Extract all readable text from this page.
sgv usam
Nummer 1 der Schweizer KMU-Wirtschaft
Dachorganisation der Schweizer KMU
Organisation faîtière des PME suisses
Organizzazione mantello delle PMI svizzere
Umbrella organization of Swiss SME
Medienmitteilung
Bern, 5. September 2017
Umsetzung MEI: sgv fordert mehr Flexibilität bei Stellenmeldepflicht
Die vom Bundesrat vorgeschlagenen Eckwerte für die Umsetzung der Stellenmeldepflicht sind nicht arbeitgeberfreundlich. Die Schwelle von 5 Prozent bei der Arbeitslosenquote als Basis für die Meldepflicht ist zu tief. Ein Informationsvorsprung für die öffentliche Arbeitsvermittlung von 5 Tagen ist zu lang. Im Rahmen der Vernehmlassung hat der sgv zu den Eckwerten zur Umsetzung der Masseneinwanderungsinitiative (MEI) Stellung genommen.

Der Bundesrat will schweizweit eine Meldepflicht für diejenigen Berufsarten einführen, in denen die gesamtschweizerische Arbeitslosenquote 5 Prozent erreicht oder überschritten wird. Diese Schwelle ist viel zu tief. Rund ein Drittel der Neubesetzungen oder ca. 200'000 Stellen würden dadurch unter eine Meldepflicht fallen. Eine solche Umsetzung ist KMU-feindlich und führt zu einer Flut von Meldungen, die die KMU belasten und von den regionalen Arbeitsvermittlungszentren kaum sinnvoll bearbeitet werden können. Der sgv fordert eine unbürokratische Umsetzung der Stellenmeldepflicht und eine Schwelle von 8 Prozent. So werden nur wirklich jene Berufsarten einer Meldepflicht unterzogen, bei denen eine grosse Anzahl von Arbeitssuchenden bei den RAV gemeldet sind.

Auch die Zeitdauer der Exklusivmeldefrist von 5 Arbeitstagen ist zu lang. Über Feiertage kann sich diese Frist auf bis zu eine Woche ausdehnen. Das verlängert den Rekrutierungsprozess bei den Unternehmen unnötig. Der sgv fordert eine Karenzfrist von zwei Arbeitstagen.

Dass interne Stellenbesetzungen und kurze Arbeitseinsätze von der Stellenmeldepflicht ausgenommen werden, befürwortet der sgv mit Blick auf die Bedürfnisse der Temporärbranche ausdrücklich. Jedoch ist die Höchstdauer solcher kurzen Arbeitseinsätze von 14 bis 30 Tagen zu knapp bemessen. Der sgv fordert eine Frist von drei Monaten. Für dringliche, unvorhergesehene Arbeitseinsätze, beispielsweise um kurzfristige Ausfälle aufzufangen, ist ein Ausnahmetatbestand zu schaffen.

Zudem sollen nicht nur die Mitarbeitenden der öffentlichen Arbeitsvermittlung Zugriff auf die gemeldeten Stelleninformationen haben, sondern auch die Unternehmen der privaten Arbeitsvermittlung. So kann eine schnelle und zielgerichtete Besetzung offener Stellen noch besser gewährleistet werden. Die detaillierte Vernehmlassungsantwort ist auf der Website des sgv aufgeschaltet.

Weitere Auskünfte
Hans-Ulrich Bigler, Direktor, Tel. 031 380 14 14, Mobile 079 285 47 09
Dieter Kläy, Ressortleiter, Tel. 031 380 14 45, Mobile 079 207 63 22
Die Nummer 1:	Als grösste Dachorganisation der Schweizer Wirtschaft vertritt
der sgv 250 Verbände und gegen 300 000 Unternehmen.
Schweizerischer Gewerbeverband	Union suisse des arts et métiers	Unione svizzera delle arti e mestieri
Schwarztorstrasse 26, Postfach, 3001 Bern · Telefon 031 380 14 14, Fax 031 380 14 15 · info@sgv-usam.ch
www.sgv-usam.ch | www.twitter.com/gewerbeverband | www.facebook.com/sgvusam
****************************************
_WHAT NEEDS TO BE DONE_
What is needed is a word-for-word copy of all the entries.

_WRITTEN ANSWER_
Extract all readable text from this page.
sgv usam
Nummer 1 der Schweizer KMU-Wirtschaft
Dachorganisation der Schweizer KMU
Organisation faîtière des PME suisses
Organizzazione mantello delle PMI svizzere
Umbrella organization of Swiss SME
Medienmitteilung
Bern, 5. September 2017
Umsetzung MEI: sgv fordert mehr Flexibilität bei Stellenmeldepflicht
Die vom Bundesrat vorgeschlagenen Eckwerte für die Umsetzung der Stellenmeldepflicht sind nicht arbeitgeberfreundlich. Die Schwelle von 5 Prozent bei der Arbeitslosenquote als Basis für die Meldepflicht ist zu tief. Ein Informationsvorsprung für die öffentliche Arbeitsvermittlung von 5 Tagen ist zu lang. Im Rahmen der Vernehmlassung hat der sgv zu den Eckwerten zur Umsetzung der Masseneinwanderungsinitiative (MEI) Stellung genommen.

Der Bundesrat will schweizweit eine Meldepflicht für diejenigen Berufsarten einführen, in denen die gesamtschweizerische Arbeitslosenquote 5 Prozent erreicht oder überschritten wird. Diese Schwelle ist viel zu tief. Rund ein Drittel der Neubesetzungen oder ca. 200'000 Stellen würden dadurch unter eine Meldepflicht fallen. Eine solche Umsetzung ist KMU-feindlich und führt zu einer Flut von Meldungen, die die KMU belasten und von den regionalen Arbeitsvermittlungszentren kaum sinnvoll bearbeitet werden können. Der sgv fordert eine unbürokratische Umsetzung der Stellenmeldepflicht und eine Schwelle von 8 Prozent. So werden nur wirklich jene Berufsarten einer Meldepflicht unterzogen, bei denen eine grosse Anzahl von Arbeitssuchenden bei den RAV gemeldet sind.

Auch die Zeitdauer der Exklusivmeldefrist von 5 Arbeitstagen ist zu lang. Über Feiertage kann sich diese Frist auf bis zu eine Woche ausdehnen. Das verlängert den Rekrutierungsprozess bei den Unternehmen unnötig. Der sgv fordert eine Karenzfrist von zwei Arbeitstagen.

Dass interne Stellenbesetzungen und kurze Arbeitseinsätze von der Stellenmeldepflicht ausgenommen werden, befürwortet der sgv mit Blick auf die Bedürfnisse der Temporärbranche ausdrücklich. Jedoch ist die Höchstdauer solcher kurzen Arbeitseinsätze von 14 bis 30 Tagen zu knapp bemessen. Der sgv fordert eine Frist von drei Monaten. Für dringliche, unvorhergesehene Arbeitseinsätze, beispielsweise um kurzfristige Ausfälle aufzufangen, ist ein Ausnahmetatbestand zu schaffen.

Zudem sollen nicht nur die Mitarbeitenden der öffentlichen Arbeitsvermittlung Zugriff auf die gemeldeten Stelleninformationen haben, sondern auch die Unternehmen der privaten Arbeitsvermittlung. So kann eine schnelle und zielgerichtete Besetzung offener Stellen noch besser gewährleistet werden. Die detaillierte Vernehmlassungsantwort ist auf der Website des sgv aufgeschaltet.

Weitere Auskünfte
Hans-Ulrich Bigler, Direktor, Tel. 031 380 14 14, Mobile 079 285 47 09
Dieter Kläy, Ressortleiter, Tel. 031 380 14 45, Mobile 079 207 63 22
Die Nummer 1:	Als grösste Dachorganisation der Schweizer Wirtschaft vertritt
der sgv 250 Verbände und gegen 300 000 Unternehmen.
Schweizerischer Gewerbeverband	Union suisse des arts et métiers	Unione svizzera delle arti e mestieri
Schwarztorstrasse 26, Postfach, 3001 Bern · Telefon 031 380 14 14, Fax 031 380 14 15 · info@sgv-usam.ch
www.sgv-usam.ch | www.twitter.com/gewerbeverband | www.facebook.com/sgvusam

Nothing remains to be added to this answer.